» **WRITTEN EXERCISE**
Write out exactly the lines between the line containing "Output a JSON" and the end of the records, counting both ends, and leave out all pictures.

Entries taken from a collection
________
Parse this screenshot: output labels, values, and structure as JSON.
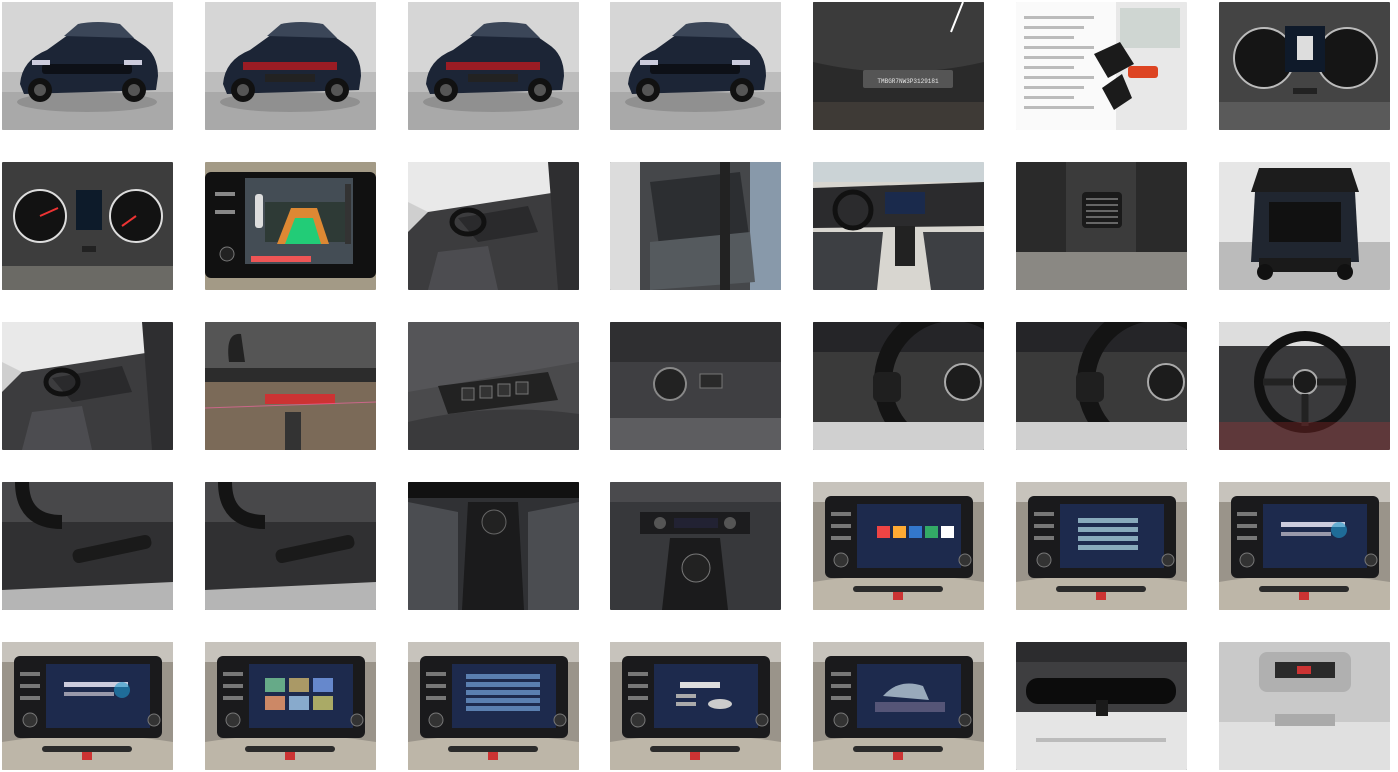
{
  "gallery": {
    "items": [
      {
        "kind": "car-front-studio",
        "color": "#1c2536"
      },
      {
        "kind": "car-rear-studio",
        "color": "#1c2536"
      },
      {
        "kind": "car-rear-studio",
        "color": "#1c2536"
      },
      {
        "kind": "car-front-studio",
        "color": "#1c2536"
      },
      {
        "kind": "vin-plate",
        "text": "TMBGR7NW3P3129181"
      },
      {
        "kind": "documents-keys"
      },
      {
        "kind": "cluster-digital"
      },
      {
        "kind": "cluster-analog"
      },
      {
        "kind": "rear-camera-screen"
      },
      {
        "kind": "interior-front-open-door"
      },
      {
        "kind": "interior-rear-seats"
      },
      {
        "kind": "dashboard-wide"
      },
      {
        "kind": "rear-vent"
      },
      {
        "kind": "trunk-open"
      },
      {
        "kind": "interior-front-open-door"
      },
      {
        "kind": "tow-hitch"
      },
      {
        "kind": "window-switches"
      },
      {
        "kind": "light-switch"
      },
      {
        "kind": "steering-wheel-close"
      },
      {
        "kind": "steering-wheel-close"
      },
      {
        "kind": "steering-wheel-full"
      },
      {
        "kind": "stalk-close"
      },
      {
        "kind": "stalk-close"
      },
      {
        "kind": "gear-stick"
      },
      {
        "kind": "gear-climate"
      },
      {
        "kind": "infotainment-screen",
        "variant": "apps"
      },
      {
        "kind": "infotainment-screen",
        "variant": "list"
      },
      {
        "kind": "infotainment-screen",
        "variant": "message"
      },
      {
        "kind": "infotainment-screen",
        "variant": "message"
      },
      {
        "kind": "infotainment-screen",
        "variant": "tiles"
      },
      {
        "kind": "infotainment-screen",
        "variant": "settings"
      },
      {
        "kind": "infotainment-screen",
        "variant": "trip"
      },
      {
        "kind": "infotainment-screen",
        "variant": "car"
      },
      {
        "kind": "rear-mirror"
      },
      {
        "kind": "overhead-console"
      }
    ]
  }
}
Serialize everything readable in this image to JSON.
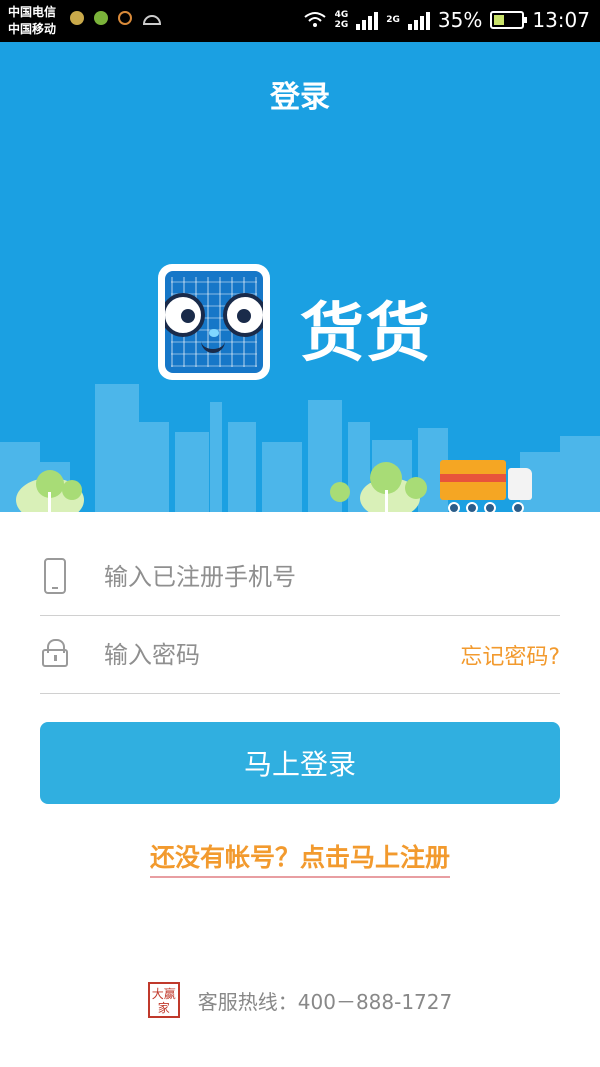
{
  "status_bar": {
    "carrier_1": "中国电信",
    "carrier_2": "中国移动",
    "net_1": "4G",
    "net_2": "2G",
    "net_3": "2G",
    "battery": "35%",
    "time": "13:07"
  },
  "header": {
    "title": "登录"
  },
  "brand": {
    "name": "货货"
  },
  "form": {
    "phone_placeholder": "输入已注册手机号",
    "password_placeholder": "输入密码",
    "forgot_label": "忘记密码?"
  },
  "actions": {
    "login_label": "马上登录",
    "register_label": "还没有帐号？点击马上注册"
  },
  "footer": {
    "logo_text": "大赢家",
    "hotline": "客服热线：400－888-1727"
  },
  "colors": {
    "header_bg": "#1ba0e2",
    "button_bg": "#30afe0",
    "accent_orange": "#f29a2e"
  },
  "icons": [
    "phone-icon",
    "lock-icon",
    "wifi-icon",
    "battery-icon"
  ]
}
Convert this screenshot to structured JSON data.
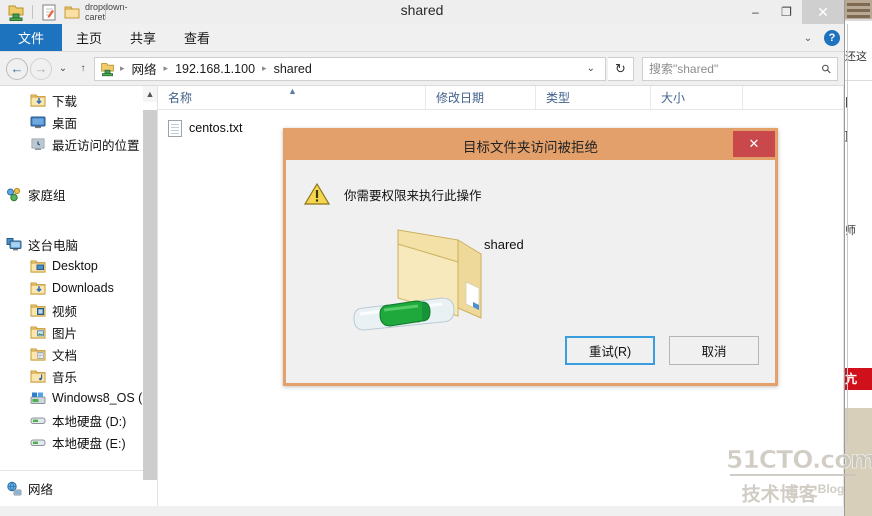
{
  "window": {
    "title": "shared",
    "quick_access": [
      "shared-folder-icon",
      "properties-icon",
      "new-folder-icon",
      "dropdown-caret"
    ],
    "minimize": "–",
    "maximize": "❐",
    "close": "✕"
  },
  "ribbon": {
    "tabs": [
      {
        "label": "文件",
        "active": true
      },
      {
        "label": "主页",
        "active": false
      },
      {
        "label": "共享",
        "active": false
      },
      {
        "label": "查看",
        "active": false
      }
    ],
    "collapse_caret": "⌄",
    "help": "?"
  },
  "address": {
    "back": "←",
    "forward": "→",
    "recent": "⌄",
    "up": "↑",
    "crumbs": [
      "网络",
      "192.168.1.100",
      "shared"
    ],
    "separator": "▸",
    "dropdown": "⌄",
    "refresh": "↻"
  },
  "search": {
    "placeholder": "搜索\"shared\"",
    "icon": "search-icon"
  },
  "sidebar": {
    "groups": [
      {
        "items": [
          {
            "label": "下载",
            "icon": "download-folder-icon",
            "level": 2
          },
          {
            "label": "桌面",
            "icon": "desktop-icon",
            "level": 2
          },
          {
            "label": "最近访问的位置",
            "icon": "recent-places-icon",
            "level": 2
          }
        ]
      },
      {
        "items": [
          {
            "label": "家庭组",
            "icon": "homegroup-icon",
            "level": 1
          }
        ]
      },
      {
        "items": [
          {
            "label": "这台电脑",
            "icon": "this-pc-icon",
            "level": 1
          },
          {
            "label": "Desktop",
            "icon": "folder-desktop-icon",
            "level": 2
          },
          {
            "label": "Downloads",
            "icon": "folder-downloads-icon",
            "level": 2
          },
          {
            "label": "视频",
            "icon": "folder-videos-icon",
            "level": 2
          },
          {
            "label": "图片",
            "icon": "folder-pictures-icon",
            "level": 2
          },
          {
            "label": "文档",
            "icon": "folder-documents-icon",
            "level": 2
          },
          {
            "label": "音乐",
            "icon": "folder-music-icon",
            "level": 2
          },
          {
            "label": "Windows8_OS (",
            "icon": "system-drive-icon",
            "level": 2
          },
          {
            "label": "本地硬盘 (D:)",
            "icon": "drive-icon",
            "level": 2
          },
          {
            "label": "本地硬盘 (E:)",
            "icon": "drive-icon",
            "level": 2
          }
        ]
      }
    ],
    "footer": {
      "label": "网络",
      "icon": "network-icon"
    }
  },
  "columns": [
    {
      "label": "名称",
      "key": "name"
    },
    {
      "label": "修改日期",
      "key": "date"
    },
    {
      "label": "类型",
      "key": "type"
    },
    {
      "label": "大小",
      "key": "size"
    }
  ],
  "files": [
    {
      "name": "centos.txt",
      "icon": "text-file-icon",
      "date": "",
      "type": "",
      "size": ""
    }
  ],
  "dialog": {
    "title": "目标文件夹访问被拒绝",
    "close": "✕",
    "message": "你需要权限来执行此操作",
    "icon": "warning-icon",
    "folder_icon": "shared-folder-network-icon",
    "folder_label": "shared",
    "buttons": [
      {
        "label": "重试(R)",
        "focused": true,
        "name": "retry-button"
      },
      {
        "label": "取消",
        "focused": false,
        "name": "cancel-button"
      }
    ]
  },
  "watermark": {
    "line1": "51CTO.com",
    "line2": "技术博客",
    "line2_sup": "Blog"
  },
  "background": {
    "text1": "还这",
    "text2": "师",
    "text3": "亢",
    "text4": "|",
    "text5": "]"
  },
  "colors": {
    "accent": "#1e73be",
    "dialog_frame": "#e3a06a",
    "close_red": "#c9484b",
    "focus_blue": "#3a9ede"
  }
}
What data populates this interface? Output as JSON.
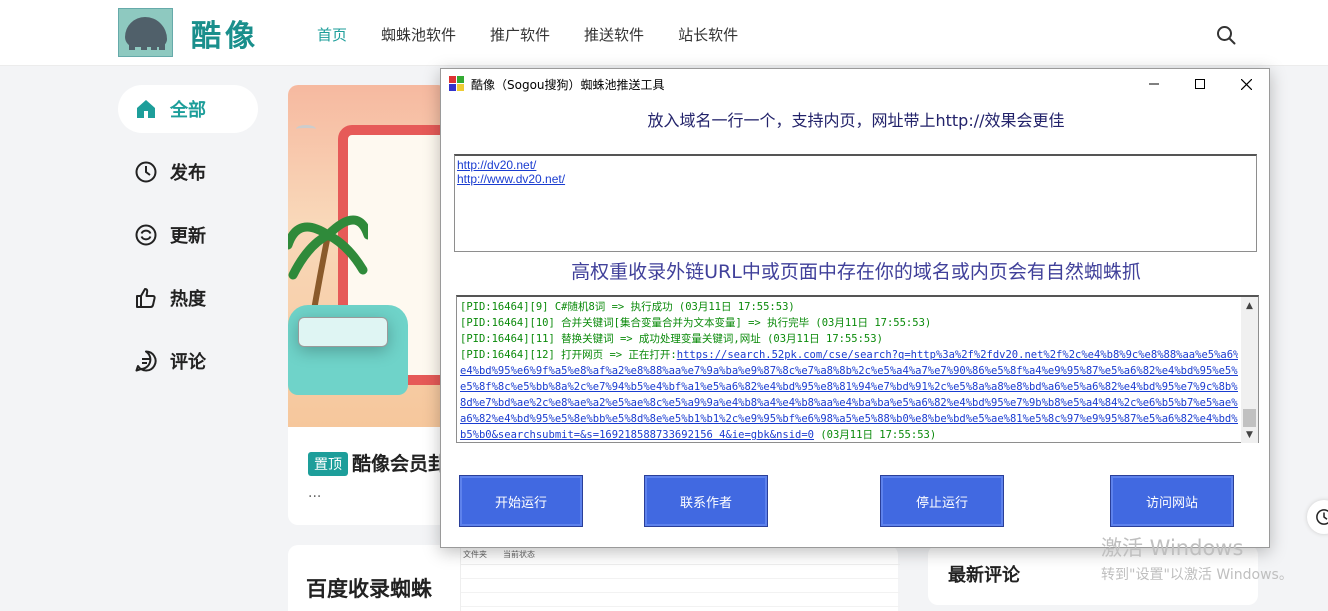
{
  "site": {
    "logo_text": "酷像",
    "nav": [
      "首页",
      "蜘蛛池软件",
      "推广软件",
      "推送软件",
      "站长软件"
    ],
    "sidebar": [
      "全部",
      "发布",
      "更新",
      "热度",
      "评论"
    ]
  },
  "main": {
    "card1": {
      "pin": "置顶",
      "title": "酷像会员卦",
      "excerpt": "..."
    },
    "card2": {
      "title": "百度收录蜘蛛",
      "col1": "文件夹",
      "col2": "当前状态"
    },
    "card3": {
      "title": "最新评论"
    }
  },
  "dialog": {
    "title": "酷像（Sogou搜狗）蜘蛛池推送工具",
    "hint_top": "放入域名一行一个，支持内页，网址带上http://效果会更佳",
    "urls": [
      "http://dv20.net/",
      "http://www.dv20.net/"
    ],
    "hint_mid": "高权重收录外链URL中或页面中存在你的域名或内页会有自然蜘蛛抓",
    "log": [
      "[PID:16464][9] C#随机8词 => 执行成功 (03月11日 17:55:53)",
      "[PID:16464][10] 合并关键词[集合变量合并为文本变量] => 执行完毕 (03月11日 17:55:53)",
      "[PID:16464][11] 替换关键词 => 成功处理变量关键词,网址 (03月11日 17:55:53)",
      "[PID:16464][12] 打开网页 => 正在打开:"
    ],
    "log_url_lines": [
      "https://search.52pk.com/cse/search?q=http%3a%2f%2fdv20.net%2f%2c%e4%b8%9c%e8%88%aa%e5%a6%82%",
      "e4%bd%95%e6%9f%a5%e8%af%a2%e8%88%aa%e7%9a%ba%e9%87%8c%e7%a8%8b%2c%e5%a4%a7%e7%90%86%e5%8f%a4%e9%95%87%e5%a6%82%e4%bd%95%e5%88%b0%",
      "e5%8f%8c%e5%bb%8a%2c%e7%94%b5%e4%bf%a1%e5%a6%82%e4%bd%95%e8%81%94%e7%bd%91%2c%e5%8a%a8%e8%bd%a6%e5%a6%82%e4%bd%95%e7%9c%8b%e4%bd%",
      "8d%e7%bd%ae%2c%e8%ae%a2%e5%ae%8c%e5%a9%9a%e4%b8%a4%e4%b8%aa%e4%ba%ba%e5%a6%82%e4%bd%95%e7%9b%b8%e5%a4%84%2c%e6%b5%b7%e5%ae%81%e5%",
      "a6%82%e4%bd%95%e5%8e%bb%e5%8d%8e%e5%b1%b1%2c%e9%95%bf%e6%98%a5%e5%88%b0%e8%be%bd%e5%ae%81%e5%8c%97%e9%95%87%e5%a6%82%e4%bd%95%e8%",
      "b5%b0&searchsubmit=&s=169218588733692156 4&ie=gbk&nsid=0"
    ],
    "log_tail": " (03月11日 17:55:53)",
    "buttons": [
      "开始运行",
      "联系作者",
      "停止运行",
      "访问网站"
    ]
  },
  "system": {
    "activate_line1": "激活 Windows",
    "activate_line2": "转到\"设置\"以激活 Windows。"
  },
  "colors": {
    "accent": "#1d9e9a",
    "dialog_button": "#4169e1",
    "log_text": "#0a8a0a"
  }
}
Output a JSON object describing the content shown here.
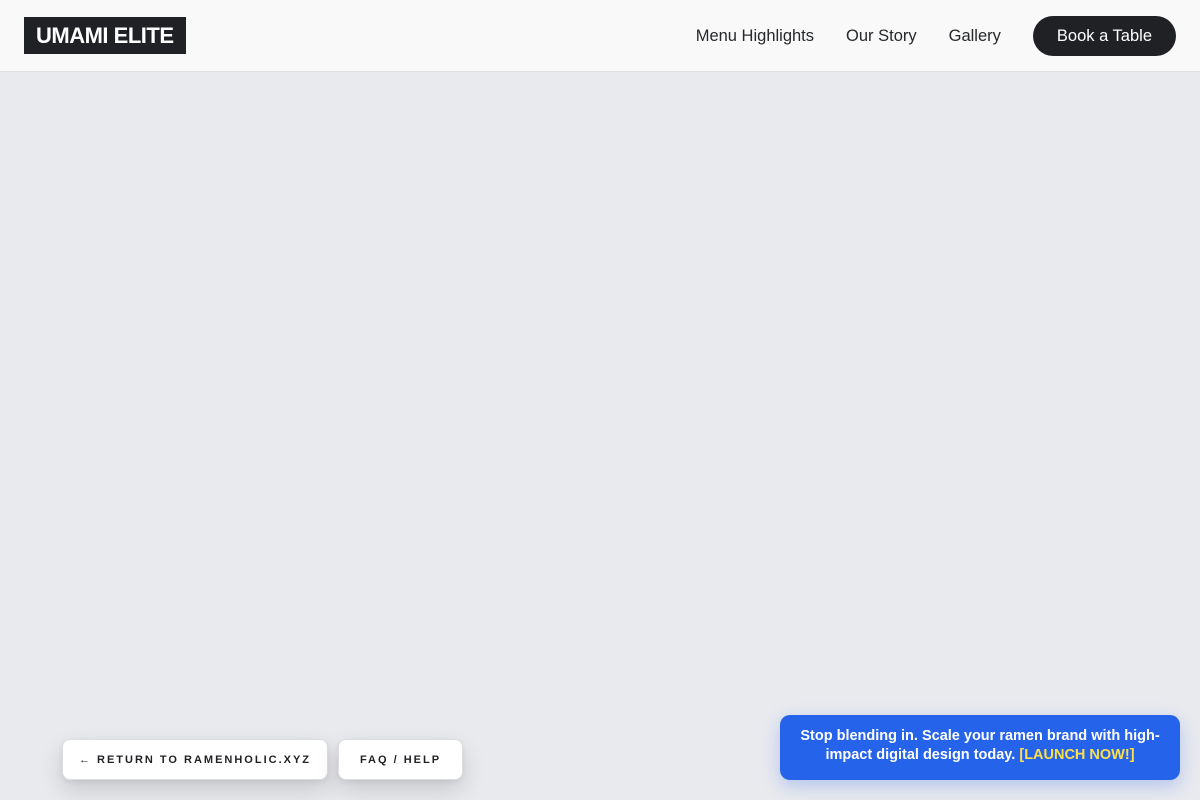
{
  "header": {
    "logo": "UMAMI ELITE",
    "nav": {
      "menu_highlights": "Menu Highlights",
      "our_story": "Our Story",
      "gallery": "Gallery"
    },
    "cta": "Book a Table"
  },
  "footer_buttons": {
    "return": "← RETURN TO RAMENHOLIC.XYZ",
    "faq": "FAQ / HELP"
  },
  "promo": {
    "text": "Stop blending in. Scale your ramen brand with high-impact digital design today.",
    "cta": "[LAUNCH NOW!]"
  },
  "colors": {
    "background": "#e9eaee",
    "header_bg": "#f9f9f9",
    "dark": "#1f2125",
    "promo_blue": "#2563eb",
    "promo_cta_yellow": "#fde047"
  }
}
________
» **EXERCISE RESPONSE**
Output a JSON object describing the content shown here.
{
  "header": {
    "logo": "UMAMI ELITE",
    "nav": {
      "menu_highlights": "Menu Highlights",
      "our_story": "Our Story",
      "gallery": "Gallery"
    },
    "cta": "Book a Table"
  },
  "footer_buttons": {
    "return": "← RETURN TO RAMENHOLIC.XYZ",
    "faq": "FAQ / HELP"
  },
  "promo": {
    "text": "Stop blending in. Scale your ramen brand with high-impact digital design today.",
    "cta": "[LAUNCH NOW!]"
  },
  "colors": {
    "background": "#e9eaee",
    "header_bg": "#f9f9f9",
    "dark": "#1f2125",
    "promo_blue": "#2563eb",
    "promo_cta_yellow": "#fde047"
  }
}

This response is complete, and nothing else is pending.